Extracted records:

+---+

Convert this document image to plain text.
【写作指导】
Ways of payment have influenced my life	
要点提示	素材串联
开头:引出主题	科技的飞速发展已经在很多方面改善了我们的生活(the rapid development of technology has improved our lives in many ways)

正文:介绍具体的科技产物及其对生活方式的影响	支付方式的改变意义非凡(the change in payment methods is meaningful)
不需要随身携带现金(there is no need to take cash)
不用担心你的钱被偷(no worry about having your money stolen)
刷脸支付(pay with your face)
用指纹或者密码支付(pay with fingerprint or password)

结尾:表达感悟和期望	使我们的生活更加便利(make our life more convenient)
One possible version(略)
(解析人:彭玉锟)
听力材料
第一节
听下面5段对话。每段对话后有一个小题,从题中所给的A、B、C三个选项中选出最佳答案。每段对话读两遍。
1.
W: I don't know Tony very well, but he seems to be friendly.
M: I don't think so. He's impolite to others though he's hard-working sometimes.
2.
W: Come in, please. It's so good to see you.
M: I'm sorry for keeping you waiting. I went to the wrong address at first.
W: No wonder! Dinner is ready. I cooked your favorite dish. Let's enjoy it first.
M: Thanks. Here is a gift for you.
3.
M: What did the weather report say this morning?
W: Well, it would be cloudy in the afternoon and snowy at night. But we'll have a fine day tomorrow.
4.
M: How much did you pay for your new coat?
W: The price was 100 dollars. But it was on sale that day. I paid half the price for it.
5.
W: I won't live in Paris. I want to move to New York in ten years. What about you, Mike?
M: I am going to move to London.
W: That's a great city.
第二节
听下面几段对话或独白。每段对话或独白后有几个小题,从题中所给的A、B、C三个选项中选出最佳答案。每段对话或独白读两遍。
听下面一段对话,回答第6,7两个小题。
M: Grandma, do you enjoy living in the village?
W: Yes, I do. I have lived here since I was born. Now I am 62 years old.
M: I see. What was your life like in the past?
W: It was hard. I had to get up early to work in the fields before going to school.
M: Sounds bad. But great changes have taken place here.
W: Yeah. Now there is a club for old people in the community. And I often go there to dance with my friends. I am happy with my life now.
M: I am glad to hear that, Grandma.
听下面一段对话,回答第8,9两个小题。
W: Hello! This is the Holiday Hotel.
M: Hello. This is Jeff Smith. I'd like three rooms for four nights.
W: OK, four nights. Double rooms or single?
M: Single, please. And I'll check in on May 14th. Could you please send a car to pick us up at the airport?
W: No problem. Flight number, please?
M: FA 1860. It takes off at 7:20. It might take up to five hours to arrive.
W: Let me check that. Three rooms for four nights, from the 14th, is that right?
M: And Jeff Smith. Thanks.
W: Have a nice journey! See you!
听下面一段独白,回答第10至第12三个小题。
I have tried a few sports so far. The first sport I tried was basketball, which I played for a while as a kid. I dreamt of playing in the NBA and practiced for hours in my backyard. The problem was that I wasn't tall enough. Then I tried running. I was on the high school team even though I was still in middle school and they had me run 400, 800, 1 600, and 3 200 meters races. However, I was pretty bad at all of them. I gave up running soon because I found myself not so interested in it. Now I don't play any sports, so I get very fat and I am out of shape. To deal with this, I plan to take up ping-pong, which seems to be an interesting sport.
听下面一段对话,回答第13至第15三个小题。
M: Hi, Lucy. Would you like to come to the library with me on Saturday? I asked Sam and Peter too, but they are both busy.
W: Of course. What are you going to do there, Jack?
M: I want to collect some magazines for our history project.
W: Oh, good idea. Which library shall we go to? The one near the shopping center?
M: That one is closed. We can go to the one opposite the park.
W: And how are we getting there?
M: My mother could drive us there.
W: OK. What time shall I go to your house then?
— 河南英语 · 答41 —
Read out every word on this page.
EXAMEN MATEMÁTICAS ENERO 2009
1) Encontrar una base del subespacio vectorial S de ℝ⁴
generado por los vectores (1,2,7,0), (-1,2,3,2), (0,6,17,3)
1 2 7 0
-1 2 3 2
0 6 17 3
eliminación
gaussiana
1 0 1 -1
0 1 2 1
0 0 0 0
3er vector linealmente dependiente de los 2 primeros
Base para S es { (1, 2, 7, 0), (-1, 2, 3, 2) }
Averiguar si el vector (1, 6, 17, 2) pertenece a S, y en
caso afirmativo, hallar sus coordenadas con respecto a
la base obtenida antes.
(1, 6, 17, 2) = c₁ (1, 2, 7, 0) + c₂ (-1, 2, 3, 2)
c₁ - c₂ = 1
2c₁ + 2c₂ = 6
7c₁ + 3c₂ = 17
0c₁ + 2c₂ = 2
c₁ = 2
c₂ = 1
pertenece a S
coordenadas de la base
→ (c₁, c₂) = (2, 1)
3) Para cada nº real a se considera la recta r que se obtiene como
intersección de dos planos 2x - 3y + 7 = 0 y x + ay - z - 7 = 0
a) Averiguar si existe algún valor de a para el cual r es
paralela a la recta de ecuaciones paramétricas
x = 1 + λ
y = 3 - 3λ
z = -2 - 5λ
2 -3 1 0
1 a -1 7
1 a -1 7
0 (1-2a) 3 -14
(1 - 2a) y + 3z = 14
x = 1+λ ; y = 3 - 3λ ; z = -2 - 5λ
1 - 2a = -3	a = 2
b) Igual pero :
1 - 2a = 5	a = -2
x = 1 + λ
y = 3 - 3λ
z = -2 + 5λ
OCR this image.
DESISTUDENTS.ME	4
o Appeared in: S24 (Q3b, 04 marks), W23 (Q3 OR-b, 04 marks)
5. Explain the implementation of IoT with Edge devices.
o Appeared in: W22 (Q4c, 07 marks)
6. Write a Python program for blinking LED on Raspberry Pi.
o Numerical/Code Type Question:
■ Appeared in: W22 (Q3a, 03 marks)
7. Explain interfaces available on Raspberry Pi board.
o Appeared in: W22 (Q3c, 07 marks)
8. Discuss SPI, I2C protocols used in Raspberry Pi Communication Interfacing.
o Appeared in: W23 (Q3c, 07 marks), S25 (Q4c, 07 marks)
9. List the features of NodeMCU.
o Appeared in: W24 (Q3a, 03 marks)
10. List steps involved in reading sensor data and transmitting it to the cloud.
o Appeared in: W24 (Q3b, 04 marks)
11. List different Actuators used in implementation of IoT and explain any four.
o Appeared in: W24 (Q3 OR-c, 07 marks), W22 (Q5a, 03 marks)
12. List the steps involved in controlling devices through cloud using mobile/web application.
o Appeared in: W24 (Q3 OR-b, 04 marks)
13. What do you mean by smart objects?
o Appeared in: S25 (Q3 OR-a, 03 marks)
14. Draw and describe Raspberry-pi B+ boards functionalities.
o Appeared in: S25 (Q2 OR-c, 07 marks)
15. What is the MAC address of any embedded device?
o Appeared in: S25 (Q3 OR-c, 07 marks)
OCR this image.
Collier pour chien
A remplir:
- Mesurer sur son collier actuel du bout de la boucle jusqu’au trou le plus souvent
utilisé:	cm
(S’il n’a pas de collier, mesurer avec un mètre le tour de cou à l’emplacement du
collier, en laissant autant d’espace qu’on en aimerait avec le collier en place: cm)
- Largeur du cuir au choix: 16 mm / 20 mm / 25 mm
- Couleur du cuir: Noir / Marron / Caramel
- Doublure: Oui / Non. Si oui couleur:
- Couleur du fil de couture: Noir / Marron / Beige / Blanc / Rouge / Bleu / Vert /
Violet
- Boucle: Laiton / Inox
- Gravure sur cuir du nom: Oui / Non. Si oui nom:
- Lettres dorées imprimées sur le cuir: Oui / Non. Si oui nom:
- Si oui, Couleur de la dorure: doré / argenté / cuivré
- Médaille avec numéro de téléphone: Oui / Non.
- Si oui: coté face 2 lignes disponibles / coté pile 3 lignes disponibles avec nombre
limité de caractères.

+---+

§ TASK DESCRIPTION:
Would you reproduce the material above in full, exactly as given?

§ RESULT BELOW:
Convert this document image to plain text.
【写作指导】
Ways of payment have influenced my life	
要点提示	素材串联
开头:引出主题	科技的飞速发展已经在很多方面改善了我们的生活(the rapid development of technology has improved our lives in many ways)

正文:介绍具体的科技产物及其对生活方式的影响	支付方式的改变意义非凡(the change in payment methods is meaningful)
不需要随身携带现金(there is no need to take cash)
不用担心你的钱被偷(no worry about having your money stolen)
刷脸支付(pay with your face)
用指纹或者密码支付(pay with fingerprint or password)

结尾:表达感悟和期望	使我们的生活更加便利(make our life more convenient)
One possible version(略)
(解析人:彭玉锟)
听力材料
第一节
听下面5段对话。每段对话后有一个小题,从题中所给的A、B、C三个选项中选出最佳答案。每段对话读两遍。
1.
W: I don't know Tony very well, but he seems to be friendly.
M: I don't think so. He's impolite to others though he's hard-working sometimes.
2.
W: Come in, please. It's so good to see you.
M: I'm sorry for keeping you waiting. I went to the wrong address at first.
W: No wonder! Dinner is ready. I cooked your favorite dish. Let's enjoy it first.
M: Thanks. Here is a gift for you.
3.
M: What did the weather report say this morning?
W: Well, it would be cloudy in the afternoon and snowy at night. But we'll have a fine day tomorrow.
4.
M: How much did you pay for your new coat?
W: The price was 100 dollars. But it was on sale that day. I paid half the price for it.
5.
W: I won't live in Paris. I want to move to New York in ten years. What about you, Mike?
M: I am going to move to London.
W: That's a great city.
第二节
听下面几段对话或独白。每段对话或独白后有几个小题,从题中所给的A、B、C三个选项中选出最佳答案。每段对话或独白读两遍。
听下面一段对话,回答第6,7两个小题。
M: Grandma, do you enjoy living in the village?
W: Yes, I do. I have lived here since I was born. Now I am 62 years old.
M: I see. What was your life like in the past?
W: It was hard. I had to get up early to work in the fields before going to school.
M: Sounds bad. But great changes have taken place here.
W: Yeah. Now there is a club for old people in the community. And I often go there to dance with my friends. I am happy with my life now.
M: I am glad to hear that, Grandma.
听下面一段对话,回答第8,9两个小题。
W: Hello! This is the Holiday Hotel.
M: Hello. This is Jeff Smith. I'd like three rooms for four nights.
W: OK, four nights. Double rooms or single?
M: Single, please. And I'll check in on May 14th. Could you please send a car to pick us up at the airport?
W: No problem. Flight number, please?
M: FA 1860. It takes off at 7:20. It might take up to five hours to arrive.
W: Let me check that. Three rooms for four nights, from the 14th, is that right?
M: And Jeff Smith. Thanks.
W: Have a nice journey! See you!
听下面一段独白,回答第10至第12三个小题。
I have tried a few sports so far. The first sport I tried was basketball, which I played for a while as a kid. I dreamt of playing in the NBA and practiced for hours in my backyard. The problem was that I wasn't tall enough. Then I tried running. I was on the high school team even though I was still in middle school and they had me run 400, 800, 1 600, and 3 200 meters races. However, I was pretty bad at all of them. I gave up running soon because I found myself not so interested in it. Now I don't play any sports, so I get very fat and I am out of shape. To deal with this, I plan to take up ping-pong, which seems to be an interesting sport.
听下面一段对话,回答第13至第15三个小题。
M: Hi, Lucy. Would you like to come to the library with me on Saturday? I asked Sam and Peter too, but they are both busy.
W: Of course. What are you going to do there, Jack?
M: I want to collect some magazines for our history project.
W: Oh, good idea. Which library shall we go to? The one near the shopping center?
M: That one is closed. We can go to the one opposite the park.
W: And how are we getting there?
M: My mother could drive us there.
W: OK. What time shall I go to your house then?
— 河南英语 · 答41 —
Read out every word on this page.
EXAMEN MATEMÁTICAS ENERO 2009
1) Encontrar una base del subespacio vectorial S de ℝ⁴
generado por los vectores (1,2,7,0), (-1,2,3,2), (0,6,17,3)
1 2 7 0
-1 2 3 2
0 6 17 3
eliminación
gaussiana
1 0 1 -1
0 1 2 1
0 0 0 0
3er vector linealmente dependiente de los 2 primeros
Base para S es { (1, 2, 7, 0), (-1, 2, 3, 2) }
Averiguar si el vector (1, 6, 17, 2) pertenece a S, y en
caso afirmativo, hallar sus coordenadas con respecto a
la base obtenida antes.
(1, 6, 17, 2) = c₁ (1, 2, 7, 0) + c₂ (-1, 2, 3, 2)
c₁ - c₂ = 1
2c₁ + 2c₂ = 6
7c₁ + 3c₂ = 17
0c₁ + 2c₂ = 2
c₁ = 2
c₂ = 1
pertenece a S
coordenadas de la base
→ (c₁, c₂) = (2, 1)
3) Para cada nº real a se considera la recta r que se obtiene como
intersección de dos planos 2x - 3y + 7 = 0 y x + ay - z - 7 = 0
a) Averiguar si existe algún valor de a para el cual r es
paralela a la recta de ecuaciones paramétricas
x = 1 + λ
y = 3 - 3λ
z = -2 - 5λ
2 -3 1 0
1 a -1 7
1 a -1 7
0 (1-2a) 3 -14
(1 - 2a) y + 3z = 14
x = 1+λ ; y = 3 - 3λ ; z = -2 - 5λ
1 - 2a = -3	a = 2
b) Igual pero :
1 - 2a = 5	a = -2
x = 1 + λ
y = 3 - 3λ
z = -2 + 5λ
OCR this image.
DESISTUDENTS.ME	4
o Appeared in: S24 (Q3b, 04 marks), W23 (Q3 OR-b, 04 marks)
5. Explain the implementation of IoT with Edge devices.
o Appeared in: W22 (Q4c, 07 marks)
6. Write a Python program for blinking LED on Raspberry Pi.
o Numerical/Code Type Question:
■ Appeared in: W22 (Q3a, 03 marks)
7. Explain interfaces available on Raspberry Pi board.
o Appeared in: W22 (Q3c, 07 marks)
8. Discuss SPI, I2C protocols used in Raspberry Pi Communication Interfacing.
o Appeared in: W23 (Q3c, 07 marks), S25 (Q4c, 07 marks)
9. List the features of NodeMCU.
o Appeared in: W24 (Q3a, 03 marks)
10. List steps involved in reading sensor data and transmitting it to the cloud.
o Appeared in: W24 (Q3b, 04 marks)
11. List different Actuators used in implementation of IoT and explain any four.
o Appeared in: W24 (Q3 OR-c, 07 marks), W22 (Q5a, 03 marks)
12. List the steps involved in controlling devices through cloud using mobile/web application.
o Appeared in: W24 (Q3 OR-b, 04 marks)
13. What do you mean by smart objects?
o Appeared in: S25 (Q3 OR-a, 03 marks)
14. Draw and describe Raspberry-pi B+ boards functionalities.
o Appeared in: S25 (Q2 OR-c, 07 marks)
15. What is the MAC address of any embedded device?
o Appeared in: S25 (Q3 OR-c, 07 marks)
OCR this image.
Collier pour chien
A remplir:
- Mesurer sur son collier actuel du bout de la boucle jusqu’au trou le plus souvent
utilisé:	cm
(S’il n’a pas de collier, mesurer avec un mètre le tour de cou à l’emplacement du
collier, en laissant autant d’espace qu’on en aimerait avec le collier en place: cm)
- Largeur du cuir au choix: 16 mm / 20 mm / 25 mm
- Couleur du cuir: Noir / Marron / Caramel
- Doublure: Oui / Non. Si oui couleur:
- Couleur du fil de couture: Noir / Marron / Beige / Blanc / Rouge / Bleu / Vert /
Violet
- Boucle: Laiton / Inox
- Gravure sur cuir du nom: Oui / Non. Si oui nom:
- Lettres dorées imprimées sur le cuir: Oui / Non. Si oui nom:
- Si oui, Couleur de la dorure: doré / argenté / cuivré
- Médaille avec numéro de téléphone: Oui / Non.
- Si oui: coté face 2 lignes disponibles / coté pile 3 lignes disponibles avec nombre
limité de caractères.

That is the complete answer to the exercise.